[Stored dataset items]
········

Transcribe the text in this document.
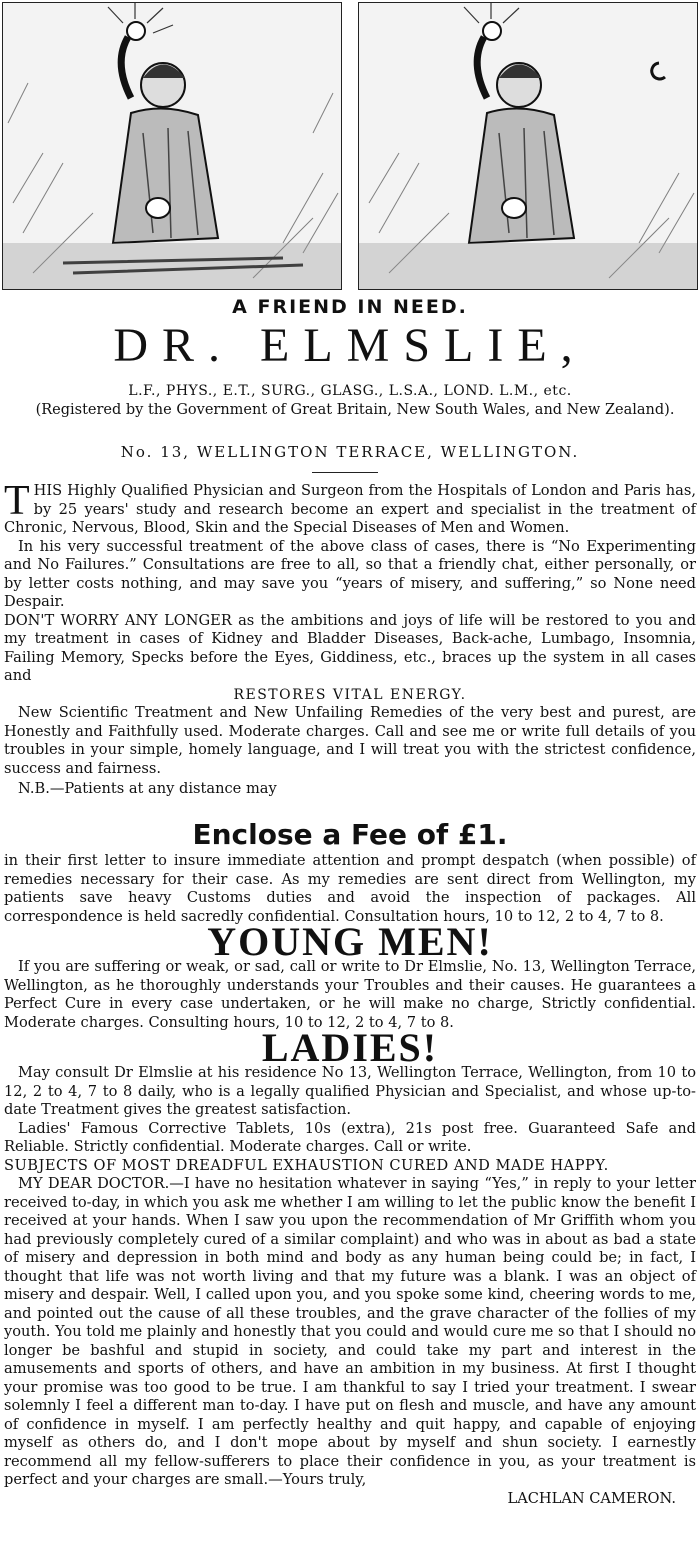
A FRIEND IN NEED.
DR. ELMSLIE,
L.F., PHYS., E.T., SURG., GLASG., L.S.A., LOND. L.M., etc.
(Registered by the Government of Great Britain, New South Wales, and New Zealand).
No. 13, WELLINGTON TERRACE, WELLINGTON.

THIS Highly Qualified Physician and Surgeon from the Hospitals of London and Paris has, by 25 years' study and research become an expert and specialist in the treatment of Chronic, Nervous, Blood, Skin and the Special Diseases of Men and Women.

In his very successful treatment of the above class of cases, there is “No Experimenting and No Failures.” Consultations are free to all, so that a friendly chat, either personally, or by letter costs nothing, and may save you “years of misery, and suffering,” so None need Despair.

DON'T WORRY ANY LONGER as the ambitions and joys of life will be restored to you and my treatment in cases of Kidney and Bladder Diseases, Back-ache, Lumbago, Insomnia, Failing Memory, Specks before the Eyes, Giddiness, etc., braces up the system in all cases and

RESTORES VITAL ENERGY.

New Scientific Treatment and New Unfailing Remedies of the very best and purest, are Honestly and Faithfully used. Moderate charges. Call and see me or write full details of you troubles in your simple, homely language, and I will treat you with the strictest confidence, success and fairness.

N.B.—Patients at any distance may

Enclose a Fee of £1.

in their first letter to insure immediate attention and prompt despatch (when possible) of remedies necessary for their case. As my remedies are sent direct from Wellington, my patients save heavy Customs duties and avoid the inspection of packages. All correspondence is held sacredly confidential. Consultation hours, 10 to 12, 2 to 4, 7 to 8.

YOUNG MEN!

If you are suffering or weak, or sad, call or write to Dr Elmslie, No. 13, Wellington Terrace, Wellington, as he thoroughly understands your Troubles and their causes. He guarantees a Perfect Cure in every case undertaken, or he will make no charge, Strictly confidential. Moderate charges. Consulting hours, 10 to 12, 2 to 4, 7 to 8.

LADIES!

May consult Dr Elmslie at his residence No 13, Wellington Terrace, Wellington, from 10 to 12, 2 to 4, 7 to 8 daily, who is a legally qualified Physician and Specialist, and whose up-to-date Treatment gives the greatest satisfaction.

Ladies' Famous Corrective Tablets, 10s (extra), 21s post free. Guaranteed Safe and Reliable. Strictly confidential. Moderate charges. Call or write.

SUBJECTS OF MOST DREADFUL EXHAUSTION CURED AND MADE HAPPY.

MY DEAR DOCTOR.—I have no hesitation whatever in saying “Yes,” in reply to your letter received to-day, in which you ask me whether I am willing to let the public know the benefit I received at your hands. When I saw you upon the recommendation of Mr Griffith whom you had previously completely cured of a similar complaint) and who was in about as bad a state of misery and depression in both mind and body as any human being could be; in fact, I thought that life was not worth living and that my future was a blank. I was an object of misery and despair. Well, I called upon you, and you spoke some kind, cheering words to me, and pointed out the cause of all these troubles, and the grave character of the follies of my youth. You told me plainly and honestly that you could and would cure me so that I should no longer be bashful and stupid in society, and could take my part and interest in the amusements and sports of others, and have an ambition in my business. At first I thought your promise was too good to be true. I am thankful to say I tried your treatment. I swear solemnly I feel a different man to-day. I have put on flesh and muscle, and have any amount of confidence in myself. I am perfectly healthy and quit happy, and capable of enjoying myself as others do, and I don't mope about by myself and shun society. I earnestly recommend all my fellow-sufferers to place their confidence in you, as your treatment is perfect and your charges are small.—Yours truly,

LACHLAN CAMERON.
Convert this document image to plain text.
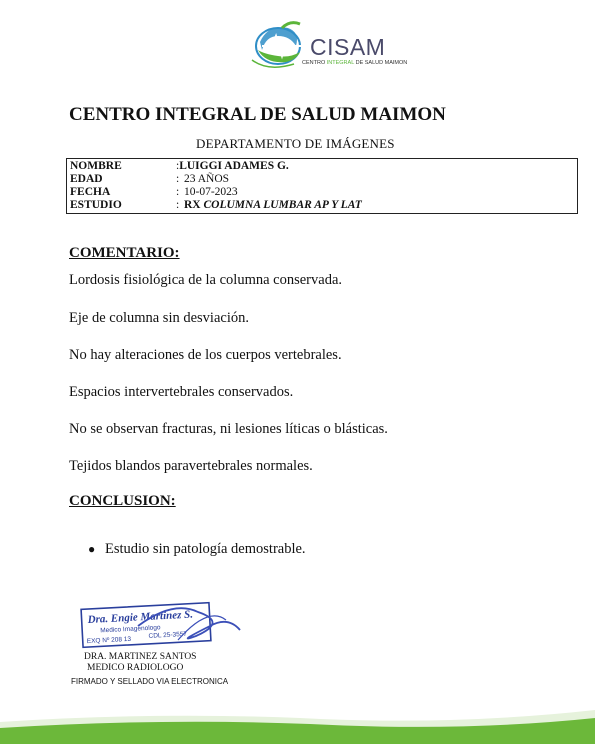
CISAM
CENTRO INTEGRAL DE SALUD MAIMON
CENTRO INTEGRAL DE SALUD MAIMON
DEPARTAMENTO DE IMÁGENES
NOMBRE	:LUIGGI ADAMES G.
EDAD	: 23 AÑOS
FECHA	: 10-07-2023
ESTUDIO	: RX COLUMNA LUMBAR AP Y LAT
COMENTARIO:
Lordosis fisiológica de la columna conservada.
Eje de columna sin desviación.
No hay alteraciones de los cuerpos vertebrales.
Espacios intervertebrales conservados.
No se observan fracturas, ni lesiones líticas o blásticas.
Tejidos blandos paravertebrales normales.
CONCLUSION:
● Estudio sin patología demostrable.
Dra. Engie Martinez S.
Medico Imagenologo
EXQ Nº 208 13
CDL 25-3557
DRA. MARTINEZ SANTOS
MEDICO RADIOLOGO
FIRMADO Y SELLADO VIA ELECTRONICA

········

## Description of the task
Without the pictures, restate all the entries above exactly.

## Your response
Transcribe the text in this document.
A FRIEND IN NEED.
DR. ELMSLIE,
L.F., PHYS., E.T., SURG., GLASG., L.S.A., LOND. L.M., etc.
(Registered by the Government of Great Britain, New South Wales, and New Zealand).
No. 13, WELLINGTON TERRACE, WELLINGTON.

THIS Highly Qualified Physician and Surgeon from the Hospitals of London and Paris has, by 25 years' study and research become an expert and specialist in the treatment of Chronic, Nervous, Blood, Skin and the Special Diseases of Men and Women.

In his very successful treatment of the above class of cases, there is “No Experimenting and No Failures.” Consultations are free to all, so that a friendly chat, either personally, or by letter costs nothing, and may save you “years of misery, and suffering,” so None need Despair.

DON'T WORRY ANY LONGER as the ambitions and joys of life will be restored to you and my treatment in cases of Kidney and Bladder Diseases, Back-ache, Lumbago, Insomnia, Failing Memory, Specks before the Eyes, Giddiness, etc., braces up the system in all cases and

RESTORES VITAL ENERGY.

New Scientific Treatment and New Unfailing Remedies of the very best and purest, are Honestly and Faithfully used. Moderate charges. Call and see me or write full details of you troubles in your simple, homely language, and I will treat you with the strictest confidence, success and fairness.

N.B.—Patients at any distance may

Enclose a Fee of £1.

in their first letter to insure immediate attention and prompt despatch (when possible) of remedies necessary for their case. As my remedies are sent direct from Wellington, my patients save heavy Customs duties and avoid the inspection of packages. All correspondence is held sacredly confidential. Consultation hours, 10 to 12, 2 to 4, 7 to 8.

YOUNG MEN!

If you are suffering or weak, or sad, call or write to Dr Elmslie, No. 13, Wellington Terrace, Wellington, as he thoroughly understands your Troubles and their causes. He guarantees a Perfect Cure in every case undertaken, or he will make no charge, Strictly confidential. Moderate charges. Consulting hours, 10 to 12, 2 to 4, 7 to 8.

LADIES!

May consult Dr Elmslie at his residence No 13, Wellington Terrace, Wellington, from 10 to 12, 2 to 4, 7 to 8 daily, who is a legally qualified Physician and Specialist, and whose up-to-date Treatment gives the greatest satisfaction.

Ladies' Famous Corrective Tablets, 10s (extra), 21s post free. Guaranteed Safe and Reliable. Strictly confidential. Moderate charges. Call or write.

SUBJECTS OF MOST DREADFUL EXHAUSTION CURED AND MADE HAPPY.

MY DEAR DOCTOR.—I have no hesitation whatever in saying “Yes,” in reply to your letter received to-day, in which you ask me whether I am willing to let the public know the benefit I received at your hands. When I saw you upon the recommendation of Mr Griffith whom you had previously completely cured of a similar complaint) and who was in about as bad a state of misery and depression in both mind and body as any human being could be; in fact, I thought that life was not worth living and that my future was a blank. I was an object of misery and despair. Well, I called upon you, and you spoke some kind, cheering words to me, and pointed out the cause of all these troubles, and the grave character of the follies of my youth. You told me plainly and honestly that you could and would cure me so that I should no longer be bashful and stupid in society, and could take my part and interest in the amusements and sports of others, and have an ambition in my business. At first I thought your promise was too good to be true. I am thankful to say I tried your treatment. I swear solemnly I feel a different man to-day. I have put on flesh and muscle, and have any amount of confidence in myself. I am perfectly healthy and quit happy, and capable of enjoying myself as others do, and I don't mope about by myself and shun society. I earnestly recommend all my fellow-sufferers to place their confidence in you, as your treatment is perfect and your charges are small.—Yours truly,

LACHLAN CAMERON.
Convert this document image to plain text.
CISAM
CENTRO INTEGRAL DE SALUD MAIMON
CENTRO INTEGRAL DE SALUD MAIMON
DEPARTAMENTO DE IMÁGENES
NOMBRE	:LUIGGI ADAMES G.
EDAD	: 23 AÑOS
FECHA	: 10-07-2023
ESTUDIO	: RX COLUMNA LUMBAR AP Y LAT
COMENTARIO:
Lordosis fisiológica de la columna conservada.
Eje de columna sin desviación.
No hay alteraciones de los cuerpos vertebrales.
Espacios intervertebrales conservados.
No se observan fracturas, ni lesiones líticas o blásticas.
Tejidos blandos paravertebrales normales.
CONCLUSION:
● Estudio sin patología demostrable.
Dra. Engie Martinez S.
Medico Imagenologo
EXQ Nº 208 13
CDL 25-3557
DRA. MARTINEZ SANTOS
MEDICO RADIOLOGO
FIRMADO Y SELLADO VIA ELECTRONICA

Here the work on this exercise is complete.